### [Material to process]

▬▬▬

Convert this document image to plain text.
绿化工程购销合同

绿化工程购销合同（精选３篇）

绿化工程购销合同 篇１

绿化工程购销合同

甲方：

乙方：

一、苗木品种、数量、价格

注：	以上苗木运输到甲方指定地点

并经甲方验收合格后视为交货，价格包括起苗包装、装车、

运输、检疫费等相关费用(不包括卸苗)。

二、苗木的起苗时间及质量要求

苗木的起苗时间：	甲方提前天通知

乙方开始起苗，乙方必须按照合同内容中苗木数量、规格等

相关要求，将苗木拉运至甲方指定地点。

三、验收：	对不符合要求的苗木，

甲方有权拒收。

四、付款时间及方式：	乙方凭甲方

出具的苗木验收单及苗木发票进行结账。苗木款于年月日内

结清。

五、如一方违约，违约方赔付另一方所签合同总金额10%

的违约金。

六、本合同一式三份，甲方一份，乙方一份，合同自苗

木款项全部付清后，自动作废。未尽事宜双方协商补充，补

▬▬▬

### [Required work]
Extract, from the listing above, every line where the string "绿化工程购销合同" occurs.

### [Answer]
绿化工程购销合同
绿化工程购销合同（精选３篇）
绿化工程购销合同 篇１
绿化工程购销合同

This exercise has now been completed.